WORK REQUIRED> Extract every one of the lines below and reproduce them without any change, leaving out the pictures.

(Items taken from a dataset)

>>

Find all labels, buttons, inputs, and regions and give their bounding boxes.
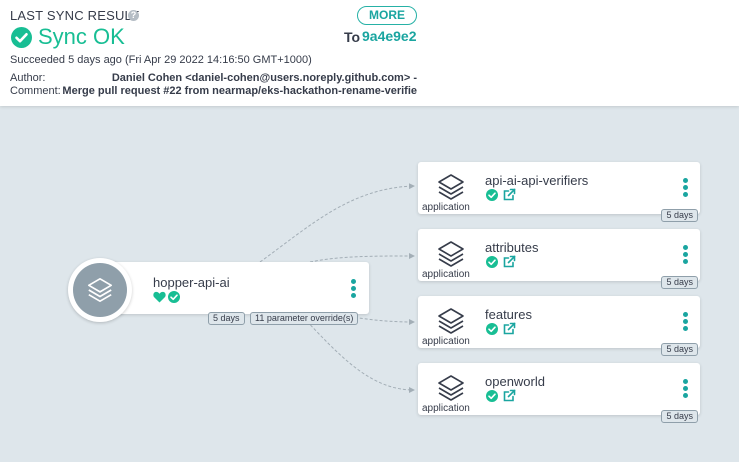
heart-icon	[153, 291, 166, 303]
app-node[interactable]: application attributes 5 days	[418, 229, 700, 289]
edge-openworld	[299, 313, 415, 393]
external-link-icon[interactable]	[503, 255, 516, 268]
app-name: features	[485, 307, 532, 322]
app-menu-button[interactable]	[683, 379, 689, 399]
author-label: Author:	[10, 72, 46, 84]
app-name: api-ai-api-verifiers	[485, 173, 589, 188]
sync-status-text: Sync OK	[38, 24, 125, 49]
root-menu-button[interactable]	[351, 279, 357, 299]
app-menu-button[interactable]	[683, 245, 689, 265]
app-node[interactable]: application openworld 5 days	[418, 363, 700, 423]
comment-value: Merge pull request #22 from nearmap/eks-…	[62, 85, 417, 97]
root-app-name: hopper-api-ai	[153, 275, 230, 290]
root-age-tag: 5 days	[208, 312, 245, 325]
app-age-tag: 5 days	[661, 209, 698, 222]
app-kind: application	[422, 403, 470, 414]
check-circle-icon	[486, 189, 498, 201]
edge-api-ai-api-verifiers	[259, 183, 415, 263]
sync-status-panel: LAST SYNC RESULT ? MORE Sync OK To 9a4e9…	[0, 0, 739, 106]
app-kind: application	[422, 202, 470, 213]
author-value: Daniel Cohen <daniel-cohen@users.noreply…	[111, 72, 417, 84]
app-kind: application	[422, 269, 470, 280]
to-label: To	[344, 29, 361, 45]
external-link-icon[interactable]	[503, 322, 516, 335]
root-app-icon[interactable]	[68, 258, 132, 322]
check-circle-icon	[11, 27, 32, 48]
parameter-override-tag: 11 parameter override(s)	[250, 312, 359, 325]
app-age-tag: 5 days	[661, 343, 698, 356]
sync-panel-title: LAST SYNC RESULT	[10, 8, 140, 23]
app-name: attributes	[485, 240, 539, 255]
sync-timestamp: Succeeded 5 days ago (Fri Apr 29 2022 14…	[10, 54, 312, 66]
layers-icon	[438, 308, 464, 334]
layers-icon	[438, 174, 464, 200]
check-circle-icon	[486, 390, 498, 402]
external-link-icon[interactable]	[503, 389, 516, 402]
app-name: openworld	[485, 374, 545, 389]
app-age-tag: 5 days	[661, 276, 698, 289]
root-app-node[interactable]: hopper-api-ai 5 days 11 parameter overri…	[105, 262, 369, 325]
more-button[interactable]: MORE	[357, 6, 417, 25]
layers-icon	[438, 241, 464, 267]
check-circle-icon	[168, 291, 180, 303]
app-node[interactable]: application features 5 days	[418, 296, 700, 356]
layers-icon	[438, 375, 464, 401]
check-circle-icon	[486, 323, 498, 335]
app-kind: application	[422, 336, 470, 347]
app-menu-button[interactable]	[683, 178, 689, 198]
revision-link[interactable]: 9a4e9e2	[362, 28, 417, 44]
external-link-icon[interactable]	[503, 188, 516, 201]
layers-icon	[73, 263, 127, 317]
comment-label: Comment:	[10, 85, 61, 97]
app-age-tag: 5 days	[661, 410, 698, 423]
check-circle-icon	[486, 256, 498, 268]
app-menu-button[interactable]	[683, 312, 689, 332]
app-node[interactable]: application api-ai-api-verifiers 5 days	[418, 162, 700, 222]
question-circle-icon[interactable]: ?	[128, 10, 139, 21]
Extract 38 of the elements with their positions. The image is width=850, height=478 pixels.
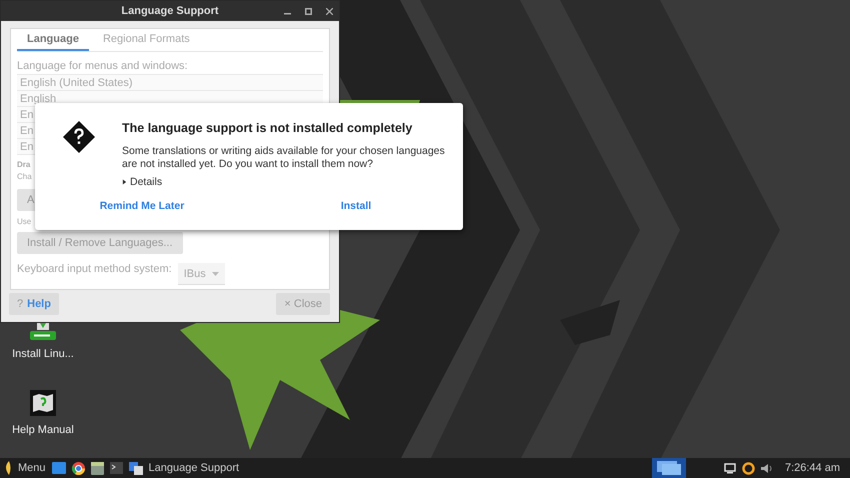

<<

CORRECT OUTPUT>
Find all labels, buttons, inputs, and regions and give their bounding boxes.
heart-icon	[153, 291, 166, 303]
app-node[interactable]: application attributes 5 days	[418, 229, 700, 289]
edge-openworld	[299, 313, 415, 393]
external-link-icon[interactable]	[503, 255, 516, 268]
app-name: features	[485, 307, 532, 322]
app-menu-button[interactable]	[683, 379, 689, 399]
author-label: Author:	[10, 72, 46, 84]
app-name: api-ai-api-verifiers	[485, 173, 589, 188]
sync-status-text: Sync OK	[38, 24, 125, 49]
root-menu-button[interactable]	[351, 279, 357, 299]
app-menu-button[interactable]	[683, 245, 689, 265]
app-node[interactable]: application openworld 5 days	[418, 363, 700, 423]
comment-value: Merge pull request #22 from nearmap/eks-…	[62, 85, 417, 97]
root-app-name: hopper-api-ai	[153, 275, 230, 290]
root-age-tag: 5 days	[208, 312, 245, 325]
app-age-tag: 5 days	[661, 209, 698, 222]
app-kind: application	[422, 403, 470, 414]
check-circle-icon	[486, 189, 498, 201]
edge-api-ai-api-verifiers	[259, 183, 415, 263]
sync-status-panel: LAST SYNC RESULT ? MORE Sync OK To 9a4e9…	[0, 0, 739, 106]
app-kind: application	[422, 202, 470, 213]
author-value: Daniel Cohen <daniel-cohen@users.noreply…	[111, 72, 417, 84]
app-kind: application	[422, 269, 470, 280]
to-label: To	[344, 29, 361, 45]
external-link-icon[interactable]	[503, 322, 516, 335]
root-app-icon[interactable]	[68, 258, 132, 322]
check-circle-icon	[11, 27, 32, 48]
parameter-override-tag: 11 parameter override(s)	[250, 312, 359, 325]
app-age-tag: 5 days	[661, 343, 698, 356]
sync-panel-title: LAST SYNC RESULT	[10, 8, 140, 23]
app-name: attributes	[485, 240, 539, 255]
sync-timestamp: Succeeded 5 days ago (Fri Apr 29 2022 14…	[10, 54, 312, 66]
layers-icon	[438, 308, 464, 334]
layers-icon	[438, 174, 464, 200]
check-circle-icon	[486, 390, 498, 402]
external-link-icon[interactable]	[503, 389, 516, 402]
app-name: openworld	[485, 374, 545, 389]
app-age-tag: 5 days	[661, 276, 698, 289]
root-app-node[interactable]: hopper-api-ai 5 days 11 parameter overri…	[105, 262, 369, 325]
more-button[interactable]: MORE	[357, 6, 417, 25]
layers-icon	[438, 241, 464, 267]
check-circle-icon	[168, 291, 180, 303]
app-node[interactable]: application features 5 days	[418, 296, 700, 356]
layers-icon	[438, 375, 464, 401]
check-circle-icon	[486, 323, 498, 335]
app-kind: application	[422, 336, 470, 347]
app-menu-button[interactable]	[683, 178, 689, 198]
revision-link[interactable]: 9a4e9e2	[362, 28, 417, 44]
external-link-icon[interactable]	[503, 188, 516, 201]
layers-icon	[73, 263, 127, 317]
comment-label: Comment:	[10, 85, 61, 97]
app-age-tag: 5 days	[661, 410, 698, 423]
check-circle-icon	[486, 256, 498, 268]
app-menu-button[interactable]	[683, 312, 689, 332]
app-node[interactable]: application api-ai-api-verifiers 5 days	[418, 162, 700, 222]
question-circle-icon[interactable]: ?	[128, 10, 139, 21]
Extract 38 of the elements with their positions. The image is width=850, height=478 pixels.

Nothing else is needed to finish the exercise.